--- Start of Data to use ---
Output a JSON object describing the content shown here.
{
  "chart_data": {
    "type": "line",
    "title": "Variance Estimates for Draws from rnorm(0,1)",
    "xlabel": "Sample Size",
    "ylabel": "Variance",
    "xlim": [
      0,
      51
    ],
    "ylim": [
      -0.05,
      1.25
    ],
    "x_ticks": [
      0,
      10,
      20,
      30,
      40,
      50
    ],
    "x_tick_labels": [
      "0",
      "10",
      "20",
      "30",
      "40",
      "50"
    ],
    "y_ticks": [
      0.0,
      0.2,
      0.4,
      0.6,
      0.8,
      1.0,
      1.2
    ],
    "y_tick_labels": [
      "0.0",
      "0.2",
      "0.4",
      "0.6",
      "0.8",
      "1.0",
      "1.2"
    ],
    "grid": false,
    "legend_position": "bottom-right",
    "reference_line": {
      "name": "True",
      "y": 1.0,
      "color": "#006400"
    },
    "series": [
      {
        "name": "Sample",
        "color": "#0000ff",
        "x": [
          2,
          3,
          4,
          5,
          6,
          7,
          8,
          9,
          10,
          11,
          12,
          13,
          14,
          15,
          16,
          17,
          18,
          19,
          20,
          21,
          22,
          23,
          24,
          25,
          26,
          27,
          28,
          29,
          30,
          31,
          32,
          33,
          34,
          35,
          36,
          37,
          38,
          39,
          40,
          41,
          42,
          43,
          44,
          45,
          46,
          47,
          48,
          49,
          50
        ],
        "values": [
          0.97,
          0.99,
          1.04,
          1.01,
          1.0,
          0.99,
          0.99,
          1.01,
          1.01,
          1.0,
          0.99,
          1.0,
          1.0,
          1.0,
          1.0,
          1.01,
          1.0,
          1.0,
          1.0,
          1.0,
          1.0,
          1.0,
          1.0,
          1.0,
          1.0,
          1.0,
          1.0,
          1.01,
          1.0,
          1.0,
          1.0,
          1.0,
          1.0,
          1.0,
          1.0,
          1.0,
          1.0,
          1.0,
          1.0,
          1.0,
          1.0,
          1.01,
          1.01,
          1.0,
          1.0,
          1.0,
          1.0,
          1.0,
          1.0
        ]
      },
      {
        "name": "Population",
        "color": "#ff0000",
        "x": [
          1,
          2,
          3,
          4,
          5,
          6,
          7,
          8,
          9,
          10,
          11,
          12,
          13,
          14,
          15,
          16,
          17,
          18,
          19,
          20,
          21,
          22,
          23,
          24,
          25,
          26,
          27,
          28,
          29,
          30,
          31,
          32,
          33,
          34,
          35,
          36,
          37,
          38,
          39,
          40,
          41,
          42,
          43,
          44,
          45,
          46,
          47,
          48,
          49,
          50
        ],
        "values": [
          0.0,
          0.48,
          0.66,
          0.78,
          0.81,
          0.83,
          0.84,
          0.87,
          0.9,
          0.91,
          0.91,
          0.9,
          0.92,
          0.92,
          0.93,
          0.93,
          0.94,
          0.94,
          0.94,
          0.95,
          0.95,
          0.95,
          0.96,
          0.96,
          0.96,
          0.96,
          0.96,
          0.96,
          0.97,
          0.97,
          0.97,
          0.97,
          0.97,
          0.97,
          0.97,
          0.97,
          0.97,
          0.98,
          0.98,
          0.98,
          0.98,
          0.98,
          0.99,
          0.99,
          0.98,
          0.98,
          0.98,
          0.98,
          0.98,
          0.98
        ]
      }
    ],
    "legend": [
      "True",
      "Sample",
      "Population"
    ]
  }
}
--- End of Data to use ---
■ Set problem
Repeat the records above exactly, leaving none out.

■ Written response
Output a JSON object describing the content shown here.
{
  "chart_data": {
    "type": "line",
    "title": "Variance Estimates for Draws from rnorm(0,1)",
    "xlabel": "Sample Size",
    "ylabel": "Variance",
    "xlim": [
      0,
      51
    ],
    "ylim": [
      -0.05,
      1.25
    ],
    "x_ticks": [
      0,
      10,
      20,
      30,
      40,
      50
    ],
    "x_tick_labels": [
      "0",
      "10",
      "20",
      "30",
      "40",
      "50"
    ],
    "y_ticks": [
      0.0,
      0.2,
      0.4,
      0.6,
      0.8,
      1.0,
      1.2
    ],
    "y_tick_labels": [
      "0.0",
      "0.2",
      "0.4",
      "0.6",
      "0.8",
      "1.0",
      "1.2"
    ],
    "grid": false,
    "legend_position": "bottom-right",
    "reference_line": {
      "name": "True",
      "y": 1.0,
      "color": "#006400"
    },
    "series": [
      {
        "name": "Sample",
        "color": "#0000ff",
        "x": [
          2,
          3,
          4,
          5,
          6,
          7,
          8,
          9,
          10,
          11,
          12,
          13,
          14,
          15,
          16,
          17,
          18,
          19,
          20,
          21,
          22,
          23,
          24,
          25,
          26,
          27,
          28,
          29,
          30,
          31,
          32,
          33,
          34,
          35,
          36,
          37,
          38,
          39,
          40,
          41,
          42,
          43,
          44,
          45,
          46,
          47,
          48,
          49,
          50
        ],
        "values": [
          0.97,
          0.99,
          1.04,
          1.01,
          1.0,
          0.99,
          0.99,
          1.01,
          1.01,
          1.0,
          0.99,
          1.0,
          1.0,
          1.0,
          1.0,
          1.01,
          1.0,
          1.0,
          1.0,
          1.0,
          1.0,
          1.0,
          1.0,
          1.0,
          1.0,
          1.0,
          1.0,
          1.01,
          1.0,
          1.0,
          1.0,
          1.0,
          1.0,
          1.0,
          1.0,
          1.0,
          1.0,
          1.0,
          1.0,
          1.0,
          1.0,
          1.01,
          1.01,
          1.0,
          1.0,
          1.0,
          1.0,
          1.0,
          1.0
        ]
      },
      {
        "name": "Population",
        "color": "#ff0000",
        "x": [
          1,
          2,
          3,
          4,
          5,
          6,
          7,
          8,
          9,
          10,
          11,
          12,
          13,
          14,
          15,
          16,
          17,
          18,
          19,
          20,
          21,
          22,
          23,
          24,
          25,
          26,
          27,
          28,
          29,
          30,
          31,
          32,
          33,
          34,
          35,
          36,
          37,
          38,
          39,
          40,
          41,
          42,
          43,
          44,
          45,
          46,
          47,
          48,
          49,
          50
        ],
        "values": [
          0.0,
          0.48,
          0.66,
          0.78,
          0.81,
          0.83,
          0.84,
          0.87,
          0.9,
          0.91,
          0.91,
          0.9,
          0.92,
          0.92,
          0.93,
          0.93,
          0.94,
          0.94,
          0.94,
          0.95,
          0.95,
          0.95,
          0.96,
          0.96,
          0.96,
          0.96,
          0.96,
          0.96,
          0.97,
          0.97,
          0.97,
          0.97,
          0.97,
          0.97,
          0.97,
          0.97,
          0.97,
          0.98,
          0.98,
          0.98,
          0.98,
          0.98,
          0.99,
          0.99,
          0.98,
          0.98,
          0.98,
          0.98,
          0.98,
          0.98
        ]
      }
    ],
    "legend": [
      "True",
      "Sample",
      "Population"
    ]
  }
}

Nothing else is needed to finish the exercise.